■ **Stored data**
+++

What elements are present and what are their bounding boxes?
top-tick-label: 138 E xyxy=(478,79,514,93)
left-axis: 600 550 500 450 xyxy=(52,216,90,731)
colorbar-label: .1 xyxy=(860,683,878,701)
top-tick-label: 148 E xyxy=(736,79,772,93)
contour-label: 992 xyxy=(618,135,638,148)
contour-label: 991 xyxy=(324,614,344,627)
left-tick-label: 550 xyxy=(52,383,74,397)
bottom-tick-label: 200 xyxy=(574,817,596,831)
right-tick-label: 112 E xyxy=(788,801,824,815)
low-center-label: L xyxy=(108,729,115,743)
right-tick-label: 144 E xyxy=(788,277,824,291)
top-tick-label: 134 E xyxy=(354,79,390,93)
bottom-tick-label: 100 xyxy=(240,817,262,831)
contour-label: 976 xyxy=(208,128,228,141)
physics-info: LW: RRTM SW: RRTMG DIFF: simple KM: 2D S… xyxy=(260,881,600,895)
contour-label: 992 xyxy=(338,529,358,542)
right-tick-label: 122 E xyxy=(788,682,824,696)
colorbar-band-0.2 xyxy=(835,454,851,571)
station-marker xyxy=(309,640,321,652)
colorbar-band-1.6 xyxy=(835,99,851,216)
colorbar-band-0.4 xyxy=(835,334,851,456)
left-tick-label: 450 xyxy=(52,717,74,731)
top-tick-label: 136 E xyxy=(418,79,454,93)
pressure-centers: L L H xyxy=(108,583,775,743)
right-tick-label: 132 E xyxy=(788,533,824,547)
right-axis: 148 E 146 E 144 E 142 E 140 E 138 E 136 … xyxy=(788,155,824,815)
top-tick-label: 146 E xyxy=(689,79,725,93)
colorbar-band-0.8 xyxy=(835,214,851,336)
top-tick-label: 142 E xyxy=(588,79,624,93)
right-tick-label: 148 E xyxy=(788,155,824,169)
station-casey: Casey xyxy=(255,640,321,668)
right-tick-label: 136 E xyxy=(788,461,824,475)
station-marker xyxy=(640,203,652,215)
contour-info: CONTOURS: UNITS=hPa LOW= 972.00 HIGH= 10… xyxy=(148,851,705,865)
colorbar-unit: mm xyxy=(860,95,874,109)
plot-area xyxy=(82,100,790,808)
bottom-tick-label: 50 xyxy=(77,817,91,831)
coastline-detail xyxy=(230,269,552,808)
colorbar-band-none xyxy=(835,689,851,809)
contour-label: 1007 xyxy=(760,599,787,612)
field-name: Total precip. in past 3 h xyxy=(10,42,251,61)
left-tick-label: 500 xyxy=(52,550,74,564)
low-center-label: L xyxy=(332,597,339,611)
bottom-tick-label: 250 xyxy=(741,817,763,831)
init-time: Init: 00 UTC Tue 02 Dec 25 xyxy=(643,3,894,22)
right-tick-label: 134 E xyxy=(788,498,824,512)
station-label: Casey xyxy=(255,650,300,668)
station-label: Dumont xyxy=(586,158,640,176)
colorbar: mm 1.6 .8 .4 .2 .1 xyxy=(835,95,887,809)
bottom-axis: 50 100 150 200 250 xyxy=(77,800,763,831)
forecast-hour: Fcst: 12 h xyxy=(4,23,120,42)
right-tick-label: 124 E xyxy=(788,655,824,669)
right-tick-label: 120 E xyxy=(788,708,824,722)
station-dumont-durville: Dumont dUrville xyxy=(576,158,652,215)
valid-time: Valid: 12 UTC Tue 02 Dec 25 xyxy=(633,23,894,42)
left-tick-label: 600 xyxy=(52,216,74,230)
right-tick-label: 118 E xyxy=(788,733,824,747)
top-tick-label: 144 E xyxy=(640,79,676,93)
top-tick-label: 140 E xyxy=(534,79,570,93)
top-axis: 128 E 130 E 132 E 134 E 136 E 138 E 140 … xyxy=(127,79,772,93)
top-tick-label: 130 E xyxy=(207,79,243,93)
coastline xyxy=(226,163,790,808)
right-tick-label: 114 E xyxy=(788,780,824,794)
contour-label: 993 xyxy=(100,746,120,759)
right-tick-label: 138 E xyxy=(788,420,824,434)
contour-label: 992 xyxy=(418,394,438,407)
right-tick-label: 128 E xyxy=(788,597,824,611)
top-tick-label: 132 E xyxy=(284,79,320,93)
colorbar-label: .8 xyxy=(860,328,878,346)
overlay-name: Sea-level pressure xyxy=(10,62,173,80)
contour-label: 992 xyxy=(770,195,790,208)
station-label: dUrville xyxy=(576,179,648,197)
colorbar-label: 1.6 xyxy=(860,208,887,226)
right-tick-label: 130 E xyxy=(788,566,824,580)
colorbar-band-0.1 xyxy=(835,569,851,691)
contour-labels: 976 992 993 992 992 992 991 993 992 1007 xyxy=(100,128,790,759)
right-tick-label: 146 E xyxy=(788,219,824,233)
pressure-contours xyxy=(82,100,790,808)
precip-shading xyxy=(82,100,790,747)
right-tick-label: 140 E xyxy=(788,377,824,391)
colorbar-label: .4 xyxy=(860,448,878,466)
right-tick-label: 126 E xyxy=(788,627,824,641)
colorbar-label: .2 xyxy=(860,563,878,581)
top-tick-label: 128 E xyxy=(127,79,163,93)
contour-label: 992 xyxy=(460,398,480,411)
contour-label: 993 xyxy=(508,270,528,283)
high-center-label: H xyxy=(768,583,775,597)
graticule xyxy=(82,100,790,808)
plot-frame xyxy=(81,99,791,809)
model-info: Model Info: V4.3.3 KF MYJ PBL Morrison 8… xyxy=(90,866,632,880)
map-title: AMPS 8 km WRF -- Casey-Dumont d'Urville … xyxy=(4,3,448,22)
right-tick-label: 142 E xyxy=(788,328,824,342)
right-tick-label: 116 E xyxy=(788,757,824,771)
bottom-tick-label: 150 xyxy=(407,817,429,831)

+++

Copy the whole listing above word for word, keeping every line and character unchanged.

■ **Response to the task**
What elements are present and what are their bounding boxes?
top-tick-label: 138 E xyxy=(478,79,514,93)
left-axis: 600 550 500 450 xyxy=(52,216,90,731)
colorbar-label: .1 xyxy=(860,683,878,701)
top-tick-label: 148 E xyxy=(736,79,772,93)
contour-label: 992 xyxy=(618,135,638,148)
contour-label: 991 xyxy=(324,614,344,627)
left-tick-label: 550 xyxy=(52,383,74,397)
bottom-tick-label: 200 xyxy=(574,817,596,831)
right-tick-label: 112 E xyxy=(788,801,824,815)
low-center-label: L xyxy=(108,729,115,743)
right-tick-label: 144 E xyxy=(788,277,824,291)
top-tick-label: 134 E xyxy=(354,79,390,93)
bottom-tick-label: 100 xyxy=(240,817,262,831)
contour-label: 976 xyxy=(208,128,228,141)
physics-info: LW: RRTM SW: RRTMG DIFF: simple KM: 2D S… xyxy=(260,881,600,895)
contour-label: 992 xyxy=(338,529,358,542)
right-tick-label: 122 E xyxy=(788,682,824,696)
colorbar-band-0.2 xyxy=(835,454,851,571)
station-marker xyxy=(309,640,321,652)
colorbar-band-1.6 xyxy=(835,99,851,216)
colorbar-band-0.4 xyxy=(835,334,851,456)
left-tick-label: 450 xyxy=(52,717,74,731)
top-tick-label: 136 E xyxy=(418,79,454,93)
pressure-centers: L L H xyxy=(108,583,775,743)
right-tick-label: 132 E xyxy=(788,533,824,547)
right-axis: 148 E 146 E 144 E 142 E 140 E 138 E 136 … xyxy=(788,155,824,815)
top-tick-label: 146 E xyxy=(689,79,725,93)
colorbar-band-0.8 xyxy=(835,214,851,336)
top-tick-label: 142 E xyxy=(588,79,624,93)
right-tick-label: 148 E xyxy=(788,155,824,169)
station-casey: Casey xyxy=(255,640,321,668)
right-tick-label: 136 E xyxy=(788,461,824,475)
station-marker xyxy=(640,203,652,215)
contour-info: CONTOURS: UNITS=hPa LOW= 972.00 HIGH= 10… xyxy=(148,851,705,865)
colorbar-unit: mm xyxy=(860,95,874,109)
plot-area xyxy=(82,100,790,808)
bottom-tick-label: 50 xyxy=(77,817,91,831)
coastline-detail xyxy=(230,269,552,808)
colorbar-band-none xyxy=(835,689,851,809)
contour-label: 1007 xyxy=(760,599,787,612)
field-name: Total precip. in past 3 h xyxy=(10,42,251,61)
left-tick-label: 500 xyxy=(52,550,74,564)
low-center-label: L xyxy=(332,597,339,611)
bottom-tick-label: 250 xyxy=(741,817,763,831)
init-time: Init: 00 UTC Tue 02 Dec 25 xyxy=(643,3,894,22)
right-tick-label: 134 E xyxy=(788,498,824,512)
station-label: Casey xyxy=(255,650,300,668)
station-label: Dumont xyxy=(586,158,640,176)
colorbar: mm 1.6 .8 .4 .2 .1 xyxy=(835,95,887,809)
bottom-axis: 50 100 150 200 250 xyxy=(77,800,763,831)
forecast-hour: Fcst: 12 h xyxy=(4,23,120,42)
right-tick-label: 124 E xyxy=(788,655,824,669)
right-tick-label: 120 E xyxy=(788,708,824,722)
station-dumont-durville: Dumont dUrville xyxy=(576,158,652,215)
valid-time: Valid: 12 UTC Tue 02 Dec 25 xyxy=(633,23,894,42)
left-tick-label: 600 xyxy=(52,216,74,230)
right-tick-label: 118 E xyxy=(788,733,824,747)
top-tick-label: 144 E xyxy=(640,79,676,93)
top-tick-label: 140 E xyxy=(534,79,570,93)
top-axis: 128 E 130 E 132 E 134 E 136 E 138 E 140 … xyxy=(127,79,772,93)
top-tick-label: 130 E xyxy=(207,79,243,93)
coastline xyxy=(226,163,790,808)
right-tick-label: 114 E xyxy=(788,780,824,794)
contour-label: 993 xyxy=(100,746,120,759)
right-tick-label: 138 E xyxy=(788,420,824,434)
contour-label: 992 xyxy=(418,394,438,407)
right-tick-label: 128 E xyxy=(788,597,824,611)
top-tick-label: 132 E xyxy=(284,79,320,93)
colorbar-label: .8 xyxy=(860,328,878,346)
overlay-name: Sea-level pressure xyxy=(10,62,173,80)
contour-label: 992 xyxy=(770,195,790,208)
station-label: dUrville xyxy=(576,179,648,197)
colorbar-label: 1.6 xyxy=(860,208,887,226)
right-tick-label: 130 E xyxy=(788,566,824,580)
colorbar-band-0.1 xyxy=(835,569,851,691)
contour-labels: 976 992 993 992 992 992 991 993 992 1007 xyxy=(100,128,790,759)
right-tick-label: 146 E xyxy=(788,219,824,233)
pressure-contours xyxy=(82,100,790,808)
precip-shading xyxy=(82,100,790,747)
right-tick-label: 140 E xyxy=(788,377,824,391)
colorbar-label: .4 xyxy=(860,448,878,466)
right-tick-label: 126 E xyxy=(788,627,824,641)
colorbar-label: .2 xyxy=(860,563,878,581)
top-tick-label: 128 E xyxy=(127,79,163,93)
contour-label: 992 xyxy=(460,398,480,411)
contour-label: 993 xyxy=(508,270,528,283)
high-center-label: H xyxy=(768,583,775,597)
graticule xyxy=(82,100,790,808)
plot-frame xyxy=(81,99,791,809)
model-info: Model Info: V4.3.3 KF MYJ PBL Morrison 8… xyxy=(90,866,632,880)
map-title: AMPS 8 km WRF -- Casey-Dumont d'Urville … xyxy=(4,3,448,22)
right-tick-label: 142 E xyxy=(788,328,824,342)
right-tick-label: 116 E xyxy=(788,757,824,771)
bottom-tick-label: 150 xyxy=(407,817,429,831)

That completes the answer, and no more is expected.